## Written request
Pull out all lines from the listing below in which the word "icon" appears.

[Records]
----------------------------------------

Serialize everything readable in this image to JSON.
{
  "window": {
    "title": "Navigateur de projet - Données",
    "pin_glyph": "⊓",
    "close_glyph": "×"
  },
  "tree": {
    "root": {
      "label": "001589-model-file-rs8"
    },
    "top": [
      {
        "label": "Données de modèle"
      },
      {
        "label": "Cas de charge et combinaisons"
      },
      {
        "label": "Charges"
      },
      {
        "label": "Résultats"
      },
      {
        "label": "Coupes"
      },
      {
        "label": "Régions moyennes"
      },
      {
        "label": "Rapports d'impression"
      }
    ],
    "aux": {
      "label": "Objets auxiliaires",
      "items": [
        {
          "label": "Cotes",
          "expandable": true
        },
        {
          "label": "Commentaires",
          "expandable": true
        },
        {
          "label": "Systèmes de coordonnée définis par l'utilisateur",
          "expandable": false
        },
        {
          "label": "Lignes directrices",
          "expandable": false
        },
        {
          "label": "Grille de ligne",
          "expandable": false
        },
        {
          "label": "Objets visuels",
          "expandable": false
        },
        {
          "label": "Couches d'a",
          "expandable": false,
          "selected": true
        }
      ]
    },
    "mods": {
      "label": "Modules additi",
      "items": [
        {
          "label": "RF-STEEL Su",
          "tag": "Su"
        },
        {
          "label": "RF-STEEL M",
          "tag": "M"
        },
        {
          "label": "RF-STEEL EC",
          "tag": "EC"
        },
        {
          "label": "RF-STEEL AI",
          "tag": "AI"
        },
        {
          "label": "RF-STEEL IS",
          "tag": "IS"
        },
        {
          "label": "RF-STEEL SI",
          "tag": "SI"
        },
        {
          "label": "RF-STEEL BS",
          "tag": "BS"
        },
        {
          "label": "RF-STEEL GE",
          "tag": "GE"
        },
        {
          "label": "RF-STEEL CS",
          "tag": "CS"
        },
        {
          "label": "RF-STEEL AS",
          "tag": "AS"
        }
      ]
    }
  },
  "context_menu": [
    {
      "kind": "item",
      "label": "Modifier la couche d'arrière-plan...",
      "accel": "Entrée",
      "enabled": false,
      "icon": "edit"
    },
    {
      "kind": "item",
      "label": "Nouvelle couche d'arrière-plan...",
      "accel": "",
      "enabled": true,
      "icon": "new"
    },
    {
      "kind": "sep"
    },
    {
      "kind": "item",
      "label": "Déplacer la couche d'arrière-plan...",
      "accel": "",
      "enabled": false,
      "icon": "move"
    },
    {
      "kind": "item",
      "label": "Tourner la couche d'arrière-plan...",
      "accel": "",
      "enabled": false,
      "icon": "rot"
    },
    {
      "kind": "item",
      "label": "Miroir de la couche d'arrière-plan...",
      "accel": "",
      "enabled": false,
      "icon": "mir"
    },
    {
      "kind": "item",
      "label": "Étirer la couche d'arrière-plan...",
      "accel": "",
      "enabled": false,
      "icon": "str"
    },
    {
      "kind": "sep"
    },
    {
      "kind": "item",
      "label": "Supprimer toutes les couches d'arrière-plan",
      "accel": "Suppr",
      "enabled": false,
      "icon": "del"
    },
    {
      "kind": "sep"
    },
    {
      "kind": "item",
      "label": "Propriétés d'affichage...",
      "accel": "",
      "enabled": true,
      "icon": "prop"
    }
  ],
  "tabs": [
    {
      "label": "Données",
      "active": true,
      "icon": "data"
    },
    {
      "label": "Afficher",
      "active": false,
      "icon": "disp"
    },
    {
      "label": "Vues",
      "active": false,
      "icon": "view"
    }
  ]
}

----------------------------------------

## Expected answer
      "icon": "edit"
      "icon": "new"
      "icon": "move"
      "icon": "rot"
      "icon": "mir"
      "icon": "str"
      "icon": "del"
      "icon": "prop"
      "icon": "data"
      "icon": "disp"
      "icon": "view"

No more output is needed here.